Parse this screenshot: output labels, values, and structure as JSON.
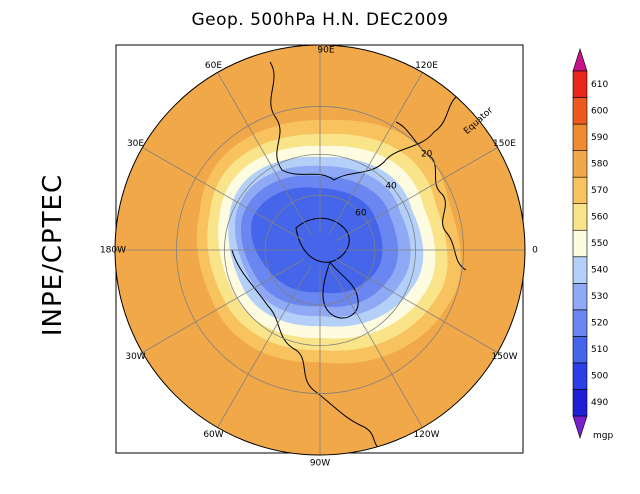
{
  "title": "Geop. 500hPa H.N. DEC2009",
  "side_label": "INPE/CPTEC",
  "map": {
    "projection": "polar-stereographic-north",
    "variable": "geopotential height 500hPa",
    "longitude_labels": [
      {
        "text": "90E",
        "lon": 90
      },
      {
        "text": "60E",
        "lon": 60
      },
      {
        "text": "30E",
        "lon": 30
      },
      {
        "text": "0",
        "lon": 0
      },
      {
        "text": "30W",
        "lon": -30
      },
      {
        "text": "60W",
        "lon": -60
      },
      {
        "text": "90W",
        "lon": -90
      },
      {
        "text": "120W",
        "lon": -120
      },
      {
        "text": "150W",
        "lon": -150
      },
      {
        "text": "180W",
        "lon": 180
      },
      {
        "text": "150E",
        "lon": 150
      },
      {
        "text": "120E",
        "lon": 120
      }
    ],
    "latitude_labels": [
      {
        "text": "Equator",
        "lat": 0
      },
      {
        "text": "20",
        "lat": 20
      },
      {
        "text": "40",
        "lat": 40
      },
      {
        "text": "60",
        "lat": 60
      }
    ]
  },
  "colorbar": {
    "unit": "mgp",
    "levels": [
      490,
      500,
      510,
      520,
      530,
      540,
      550,
      560,
      570,
      580,
      590,
      600,
      610
    ],
    "colors": [
      "#1f1fd4",
      "#2c3fe6",
      "#4565ea",
      "#6a86f0",
      "#8fa9f4",
      "#b4d0f8",
      "#fdfce0",
      "#f9e48a",
      "#f8c35e",
      "#f1a849",
      "#ef8b30",
      "#ec5a1f",
      "#e8261a"
    ],
    "under_color": "#7a1fd0",
    "over_color": "#c8128a"
  },
  "colors": {
    "ocean_warm": "#f1a849",
    "pole_low": "#4565ea",
    "coastline": "#000000",
    "grid": "#808080"
  }
}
::::::::
SHORT PROBLEM → Produce an exact copy of each line of data, skipping embedded images.

WRITTEN ANSWER →
Parse this screenshot: output labels, values, and structure as JSON.
{
  "title": "Geop. 500hPa H.N. DEC2009",
  "side_label": "INPE/CPTEC",
  "map": {
    "projection": "polar-stereographic-north",
    "variable": "geopotential height 500hPa",
    "longitude_labels": [
      {
        "text": "90E",
        "lon": 90
      },
      {
        "text": "60E",
        "lon": 60
      },
      {
        "text": "30E",
        "lon": 30
      },
      {
        "text": "0",
        "lon": 0
      },
      {
        "text": "30W",
        "lon": -30
      },
      {
        "text": "60W",
        "lon": -60
      },
      {
        "text": "90W",
        "lon": -90
      },
      {
        "text": "120W",
        "lon": -120
      },
      {
        "text": "150W",
        "lon": -150
      },
      {
        "text": "180W",
        "lon": 180
      },
      {
        "text": "150E",
        "lon": 150
      },
      {
        "text": "120E",
        "lon": 120
      }
    ],
    "latitude_labels": [
      {
        "text": "Equator",
        "lat": 0
      },
      {
        "text": "20",
        "lat": 20
      },
      {
        "text": "40",
        "lat": 40
      },
      {
        "text": "60",
        "lat": 60
      }
    ]
  },
  "colorbar": {
    "unit": "mgp",
    "levels": [
      490,
      500,
      510,
      520,
      530,
      540,
      550,
      560,
      570,
      580,
      590,
      600,
      610
    ],
    "colors": [
      "#1f1fd4",
      "#2c3fe6",
      "#4565ea",
      "#6a86f0",
      "#8fa9f4",
      "#b4d0f8",
      "#fdfce0",
      "#f9e48a",
      "#f8c35e",
      "#f1a849",
      "#ef8b30",
      "#ec5a1f",
      "#e8261a"
    ],
    "under_color": "#7a1fd0",
    "over_color": "#c8128a"
  },
  "colors": {
    "ocean_warm": "#f1a849",
    "pole_low": "#4565ea",
    "coastline": "#000000",
    "grid": "#808080"
  }
}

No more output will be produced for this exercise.